**The problem**
Search the data for the string "Biocarriers" and gather each line it is in.

## begin Record extracts

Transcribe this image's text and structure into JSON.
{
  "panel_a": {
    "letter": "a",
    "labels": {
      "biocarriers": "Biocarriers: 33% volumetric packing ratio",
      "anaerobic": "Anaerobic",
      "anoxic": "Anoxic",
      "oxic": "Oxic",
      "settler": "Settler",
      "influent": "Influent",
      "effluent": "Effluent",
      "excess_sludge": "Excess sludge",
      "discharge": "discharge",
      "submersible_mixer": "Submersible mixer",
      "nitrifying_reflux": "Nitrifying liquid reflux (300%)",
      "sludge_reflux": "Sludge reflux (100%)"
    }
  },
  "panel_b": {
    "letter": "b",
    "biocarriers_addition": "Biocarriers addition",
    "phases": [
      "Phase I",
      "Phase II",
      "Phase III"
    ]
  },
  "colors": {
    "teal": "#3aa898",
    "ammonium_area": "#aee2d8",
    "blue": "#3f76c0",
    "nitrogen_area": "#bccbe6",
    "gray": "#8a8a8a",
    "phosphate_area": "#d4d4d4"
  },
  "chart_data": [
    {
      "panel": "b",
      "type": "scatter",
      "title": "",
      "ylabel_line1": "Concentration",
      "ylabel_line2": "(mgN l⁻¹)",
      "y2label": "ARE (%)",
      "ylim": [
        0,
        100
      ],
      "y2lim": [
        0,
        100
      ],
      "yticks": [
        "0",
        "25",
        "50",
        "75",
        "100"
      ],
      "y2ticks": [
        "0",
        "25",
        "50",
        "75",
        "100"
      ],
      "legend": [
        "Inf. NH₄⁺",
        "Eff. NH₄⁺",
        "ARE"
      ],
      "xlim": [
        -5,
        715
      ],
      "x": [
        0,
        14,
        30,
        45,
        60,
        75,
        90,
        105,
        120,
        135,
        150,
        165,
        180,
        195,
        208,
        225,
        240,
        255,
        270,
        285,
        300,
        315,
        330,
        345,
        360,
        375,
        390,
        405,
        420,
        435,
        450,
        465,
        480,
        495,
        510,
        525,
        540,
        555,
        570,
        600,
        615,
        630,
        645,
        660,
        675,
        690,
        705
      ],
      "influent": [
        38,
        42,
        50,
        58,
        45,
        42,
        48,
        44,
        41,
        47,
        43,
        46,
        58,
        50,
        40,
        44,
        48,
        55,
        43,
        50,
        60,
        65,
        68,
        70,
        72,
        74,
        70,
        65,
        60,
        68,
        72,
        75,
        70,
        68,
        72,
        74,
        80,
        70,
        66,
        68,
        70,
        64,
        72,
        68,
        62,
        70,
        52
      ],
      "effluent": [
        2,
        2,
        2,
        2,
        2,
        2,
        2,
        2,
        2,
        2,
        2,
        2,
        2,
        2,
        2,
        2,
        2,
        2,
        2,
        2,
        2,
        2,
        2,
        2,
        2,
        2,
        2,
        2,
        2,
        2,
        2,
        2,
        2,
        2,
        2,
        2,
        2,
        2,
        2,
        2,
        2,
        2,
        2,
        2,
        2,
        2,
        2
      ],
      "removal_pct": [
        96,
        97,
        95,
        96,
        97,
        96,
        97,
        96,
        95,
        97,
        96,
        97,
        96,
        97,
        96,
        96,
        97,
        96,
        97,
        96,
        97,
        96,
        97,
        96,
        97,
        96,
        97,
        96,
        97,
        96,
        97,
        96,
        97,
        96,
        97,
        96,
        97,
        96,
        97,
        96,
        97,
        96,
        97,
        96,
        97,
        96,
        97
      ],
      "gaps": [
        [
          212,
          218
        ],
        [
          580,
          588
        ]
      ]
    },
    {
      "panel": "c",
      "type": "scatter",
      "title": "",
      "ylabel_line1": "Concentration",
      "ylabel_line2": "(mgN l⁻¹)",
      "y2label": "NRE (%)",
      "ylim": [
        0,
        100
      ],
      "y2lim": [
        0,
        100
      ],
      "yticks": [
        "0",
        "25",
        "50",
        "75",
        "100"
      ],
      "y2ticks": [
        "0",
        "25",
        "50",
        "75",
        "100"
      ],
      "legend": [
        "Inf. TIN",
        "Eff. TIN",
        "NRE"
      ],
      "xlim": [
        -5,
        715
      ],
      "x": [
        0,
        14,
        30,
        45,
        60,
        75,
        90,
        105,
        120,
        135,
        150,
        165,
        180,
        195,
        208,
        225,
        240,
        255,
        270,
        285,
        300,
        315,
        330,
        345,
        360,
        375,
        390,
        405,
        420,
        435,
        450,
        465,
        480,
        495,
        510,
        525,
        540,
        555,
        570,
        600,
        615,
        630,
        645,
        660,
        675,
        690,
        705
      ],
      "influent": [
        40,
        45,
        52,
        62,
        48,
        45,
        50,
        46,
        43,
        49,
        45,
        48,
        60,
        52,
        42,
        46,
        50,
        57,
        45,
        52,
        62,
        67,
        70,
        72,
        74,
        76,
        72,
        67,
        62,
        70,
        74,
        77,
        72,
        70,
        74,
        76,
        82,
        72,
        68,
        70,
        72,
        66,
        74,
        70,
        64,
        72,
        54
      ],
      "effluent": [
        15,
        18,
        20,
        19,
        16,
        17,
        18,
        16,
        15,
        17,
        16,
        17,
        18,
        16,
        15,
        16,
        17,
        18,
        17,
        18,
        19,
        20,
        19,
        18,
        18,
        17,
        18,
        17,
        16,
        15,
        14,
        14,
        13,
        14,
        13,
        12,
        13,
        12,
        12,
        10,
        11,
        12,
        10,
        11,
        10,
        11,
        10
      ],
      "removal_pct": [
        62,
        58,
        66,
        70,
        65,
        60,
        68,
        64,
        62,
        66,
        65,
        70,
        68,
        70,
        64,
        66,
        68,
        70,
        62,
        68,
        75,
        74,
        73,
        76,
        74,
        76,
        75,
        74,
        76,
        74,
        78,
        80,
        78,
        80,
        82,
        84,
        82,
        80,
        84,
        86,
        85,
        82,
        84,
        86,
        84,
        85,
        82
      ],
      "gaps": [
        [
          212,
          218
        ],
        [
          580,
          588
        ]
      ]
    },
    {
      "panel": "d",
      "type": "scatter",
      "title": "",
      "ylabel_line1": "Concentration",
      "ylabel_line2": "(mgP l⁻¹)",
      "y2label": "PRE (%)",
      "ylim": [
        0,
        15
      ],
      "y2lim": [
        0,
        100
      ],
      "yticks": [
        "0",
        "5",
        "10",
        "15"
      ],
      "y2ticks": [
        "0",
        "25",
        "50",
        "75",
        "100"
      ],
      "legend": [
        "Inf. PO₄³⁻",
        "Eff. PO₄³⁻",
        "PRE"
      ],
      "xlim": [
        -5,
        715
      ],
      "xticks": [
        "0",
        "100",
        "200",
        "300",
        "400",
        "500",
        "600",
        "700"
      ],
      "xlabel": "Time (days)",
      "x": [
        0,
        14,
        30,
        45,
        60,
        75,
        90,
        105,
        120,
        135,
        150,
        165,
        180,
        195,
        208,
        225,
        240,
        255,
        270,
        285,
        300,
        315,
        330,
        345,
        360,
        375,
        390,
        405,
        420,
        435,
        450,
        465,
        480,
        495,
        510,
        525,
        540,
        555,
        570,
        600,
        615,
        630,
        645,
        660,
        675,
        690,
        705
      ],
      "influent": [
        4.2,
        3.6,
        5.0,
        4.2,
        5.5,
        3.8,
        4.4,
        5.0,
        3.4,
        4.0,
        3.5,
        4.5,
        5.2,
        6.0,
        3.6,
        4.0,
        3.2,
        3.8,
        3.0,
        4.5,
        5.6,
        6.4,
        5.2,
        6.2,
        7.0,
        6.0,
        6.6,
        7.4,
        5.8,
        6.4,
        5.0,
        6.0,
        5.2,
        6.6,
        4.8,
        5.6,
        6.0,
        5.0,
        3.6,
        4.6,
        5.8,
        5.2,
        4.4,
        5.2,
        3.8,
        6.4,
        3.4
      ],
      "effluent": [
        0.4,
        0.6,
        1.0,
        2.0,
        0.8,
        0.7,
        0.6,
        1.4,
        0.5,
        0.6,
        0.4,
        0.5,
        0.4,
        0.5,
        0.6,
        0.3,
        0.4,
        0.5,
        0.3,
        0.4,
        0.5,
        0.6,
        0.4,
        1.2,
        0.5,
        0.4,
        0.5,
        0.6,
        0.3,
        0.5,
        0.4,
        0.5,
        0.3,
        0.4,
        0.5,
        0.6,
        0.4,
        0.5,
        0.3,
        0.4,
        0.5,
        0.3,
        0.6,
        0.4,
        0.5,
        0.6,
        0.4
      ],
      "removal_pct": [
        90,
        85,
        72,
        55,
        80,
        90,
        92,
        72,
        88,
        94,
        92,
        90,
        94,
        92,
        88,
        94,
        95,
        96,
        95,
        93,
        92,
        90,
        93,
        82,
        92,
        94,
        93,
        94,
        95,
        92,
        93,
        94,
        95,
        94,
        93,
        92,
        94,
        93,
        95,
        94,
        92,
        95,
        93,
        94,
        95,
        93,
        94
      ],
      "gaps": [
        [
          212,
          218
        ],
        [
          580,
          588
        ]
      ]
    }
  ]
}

## end Record extracts

**Exercise output**
      "biocarriers": "Biocarriers: 33% volumetric packing ratio",
    "biocarriers_addition": "Biocarriers addition",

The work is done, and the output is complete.